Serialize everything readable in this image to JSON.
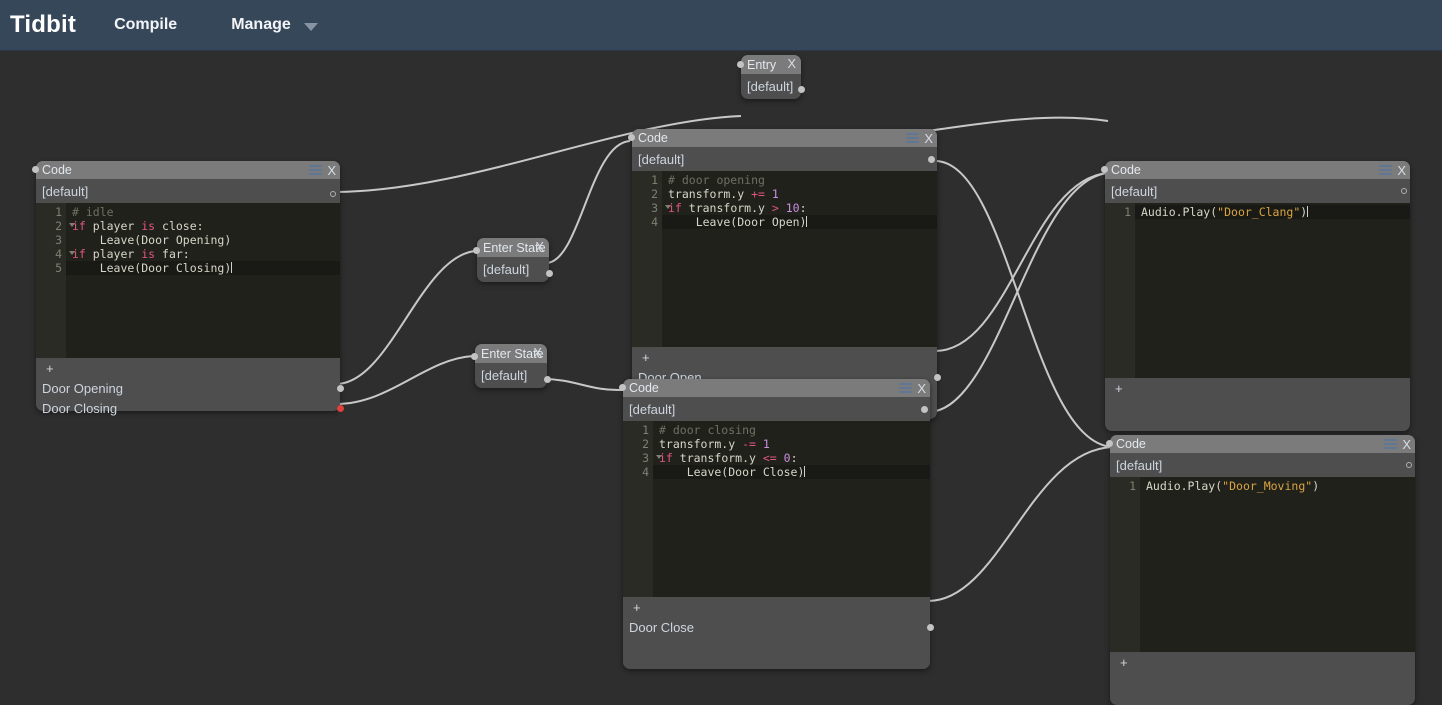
{
  "app": {
    "brand": "Tidbit",
    "menus": [
      {
        "label": "Compile"
      },
      {
        "label": "Manage"
      }
    ],
    "caret_icon": "chevron-down-icon"
  },
  "colors": {
    "topbar_bg": "#37475a",
    "canvas_bg": "#2e2e2e",
    "node_bg": "#4e4e4e",
    "node_title_bg": "#7b7b7b",
    "editor_bg": "#21211c",
    "gutter_bg": "#2b2b26",
    "wire": "#c8c8c8",
    "port_filled": "#c3c3c3",
    "port_red": "#e0403a",
    "hamburger": "#5f7795",
    "string": "#d9a441",
    "keyword": "#e0557f",
    "number": "#c98fe0",
    "comment": "#6f7063"
  },
  "nodes": {
    "entry": {
      "title": "Entry",
      "close_label": "X",
      "default_label": "[default]"
    },
    "idle": {
      "title": "Code",
      "close_label": "X",
      "default_label": "[default]",
      "plus_label": "+",
      "lines": [
        {
          "n": "1",
          "fold": false,
          "text": "# idle"
        },
        {
          "n": "2",
          "fold": true,
          "text": "if player is close:"
        },
        {
          "n": "3",
          "fold": false,
          "text": "    Leave(Door Opening)"
        },
        {
          "n": "4",
          "fold": true,
          "text": "if player is far:"
        },
        {
          "n": "5",
          "fold": false,
          "text": "    Leave(Door Closing)"
        }
      ],
      "outputs": [
        {
          "label": "Door Opening",
          "port": "filled"
        },
        {
          "label": "Door Closing",
          "port": "red"
        }
      ]
    },
    "enter_state_1": {
      "title": "Enter State",
      "close_label": "X",
      "default_label": "[default]"
    },
    "enter_state_2": {
      "title": "Enter State",
      "close_label": "X",
      "default_label": "[default]"
    },
    "door_open": {
      "title": "Code",
      "close_label": "X",
      "default_label": "[default]",
      "plus_label": "+",
      "lines": [
        {
          "n": "1",
          "fold": false,
          "text": "# door opening"
        },
        {
          "n": "2",
          "fold": false,
          "text": "transform.y += 1"
        },
        {
          "n": "3",
          "fold": true,
          "text": "if transform.y > 10:"
        },
        {
          "n": "4",
          "fold": false,
          "text": "    Leave(Door Open)"
        }
      ],
      "outputs": [
        {
          "label": "Door Open",
          "port": "filled"
        }
      ]
    },
    "door_close": {
      "title": "Code",
      "close_label": "X",
      "default_label": "[default]",
      "plus_label": "+",
      "lines": [
        {
          "n": "1",
          "fold": false,
          "text": "# door closing"
        },
        {
          "n": "2",
          "fold": false,
          "text": "transform.y -= 1"
        },
        {
          "n": "3",
          "fold": true,
          "text": "if transform.y <= 0:"
        },
        {
          "n": "4",
          "fold": false,
          "text": "    Leave(Door Close)"
        }
      ],
      "outputs": [
        {
          "label": "Door Close",
          "port": "filled"
        }
      ]
    },
    "clang": {
      "title": "Code",
      "close_label": "X",
      "default_label": "[default]",
      "plus_label": "+",
      "lines": [
        {
          "n": "1",
          "fold": false,
          "text": "Audio.Play(\"Door_Clang\")"
        }
      ]
    },
    "moving": {
      "title": "Code",
      "close_label": "X",
      "default_label": "[default]",
      "plus_label": "+",
      "lines": [
        {
          "n": "1",
          "fold": false,
          "text": "Audio.Play(\"Door_Moving\")"
        }
      ]
    }
  }
}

§ PROBLEM
Select every line of the material above holding the word "transform" and copy it.

§ TASK ANSWER
          "text": "transform.y += 1"
          "text": "if transform.y > 10:"
          "text": "transform.y -= 1"
          "text": "if transform.y <= 0:"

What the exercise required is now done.